▸ **DIRECTION**
Please output these lines exactly as they appear.

====

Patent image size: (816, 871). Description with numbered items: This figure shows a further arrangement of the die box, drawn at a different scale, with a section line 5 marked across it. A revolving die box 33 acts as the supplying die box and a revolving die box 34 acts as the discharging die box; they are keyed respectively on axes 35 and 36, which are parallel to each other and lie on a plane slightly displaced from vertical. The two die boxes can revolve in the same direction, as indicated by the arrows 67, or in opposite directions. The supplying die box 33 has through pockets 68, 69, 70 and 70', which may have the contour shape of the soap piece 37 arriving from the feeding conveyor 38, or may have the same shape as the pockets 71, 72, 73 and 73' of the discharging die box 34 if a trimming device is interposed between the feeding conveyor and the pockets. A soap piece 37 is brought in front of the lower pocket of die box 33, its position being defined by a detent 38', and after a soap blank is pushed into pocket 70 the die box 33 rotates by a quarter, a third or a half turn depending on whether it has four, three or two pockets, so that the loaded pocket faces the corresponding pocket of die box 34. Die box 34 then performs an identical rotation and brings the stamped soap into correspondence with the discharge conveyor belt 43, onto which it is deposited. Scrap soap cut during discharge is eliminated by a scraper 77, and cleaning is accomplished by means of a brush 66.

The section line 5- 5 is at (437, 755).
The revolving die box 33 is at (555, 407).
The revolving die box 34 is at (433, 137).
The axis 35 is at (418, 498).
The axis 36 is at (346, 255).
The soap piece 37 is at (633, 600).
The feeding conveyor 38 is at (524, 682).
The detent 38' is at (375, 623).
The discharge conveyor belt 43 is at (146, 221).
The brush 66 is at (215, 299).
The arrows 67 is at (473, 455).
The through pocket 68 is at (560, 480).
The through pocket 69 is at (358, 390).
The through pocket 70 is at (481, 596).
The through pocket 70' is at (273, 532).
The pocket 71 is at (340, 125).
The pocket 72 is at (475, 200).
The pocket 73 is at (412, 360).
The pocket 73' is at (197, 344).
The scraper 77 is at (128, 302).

====

▸ **THE OUTPUT**
Patent image size: (816, 871). Description with numbered items: This figure shows a further arrangement of the die box, drawn at a different scale, with a section line 5 marked across it. A revolving die box 33 acts as the supplying die box and a revolving die box 34 acts as the discharging die box; they are keyed respectively on axes 35 and 36, which are parallel to each other and lie on a plane slightly displaced from vertical. The two die boxes can revolve in the same direction, as indicated by the arrows 67, or in opposite directions. The supplying die box 33 has through pockets 68, 69, 70 and 70', which may have the contour shape of the soap piece 37 arriving from the feeding conveyor 38, or may have the same shape as the pockets 71, 72, 73 and 73' of the discharging die box 34 if a trimming device is interposed between the feeding conveyor and the pockets. A soap piece 37 is brought in front of the lower pocket of die box 33, its position being defined by a detent 38', and after a soap blank is pushed into pocket 70 the die box 33 rotates by a quarter, a third or a half turn depending on whether it has four, three or two pockets, so that the loaded pocket faces the corresponding pocket of die box 34. Die box 34 then performs an identical rotation and brings the stamped soap into correspondence with the discharge conveyor belt 43, onto which it is deposited. Scrap soap cut during discharge is eliminated by a scraper 77, and cleaning is accomplished by means of a brush 66.

The section line 5- 5 is at (437, 755).
The revolving die box 33 is at (555, 407).
The revolving die box 34 is at (433, 137).
The axis 35 is at (418, 498).
The axis 36 is at (346, 255).
The soap piece 37 is at (633, 600).
The feeding conveyor 38 is at (524, 682).
The detent 38' is at (375, 623).
The discharge conveyor belt 43 is at (146, 221).
The brush 66 is at (215, 299).
The arrows 67 is at (473, 455).
The through pocket 68 is at (560, 480).
The through pocket 69 is at (358, 390).
The through pocket 70 is at (481, 596).
The through pocket 70' is at (273, 532).
The pocket 71 is at (340, 125).
The pocket 72 is at (475, 200).
The pocket 73 is at (412, 360).
The pocket 73' is at (197, 344).
The scraper 77 is at (128, 302).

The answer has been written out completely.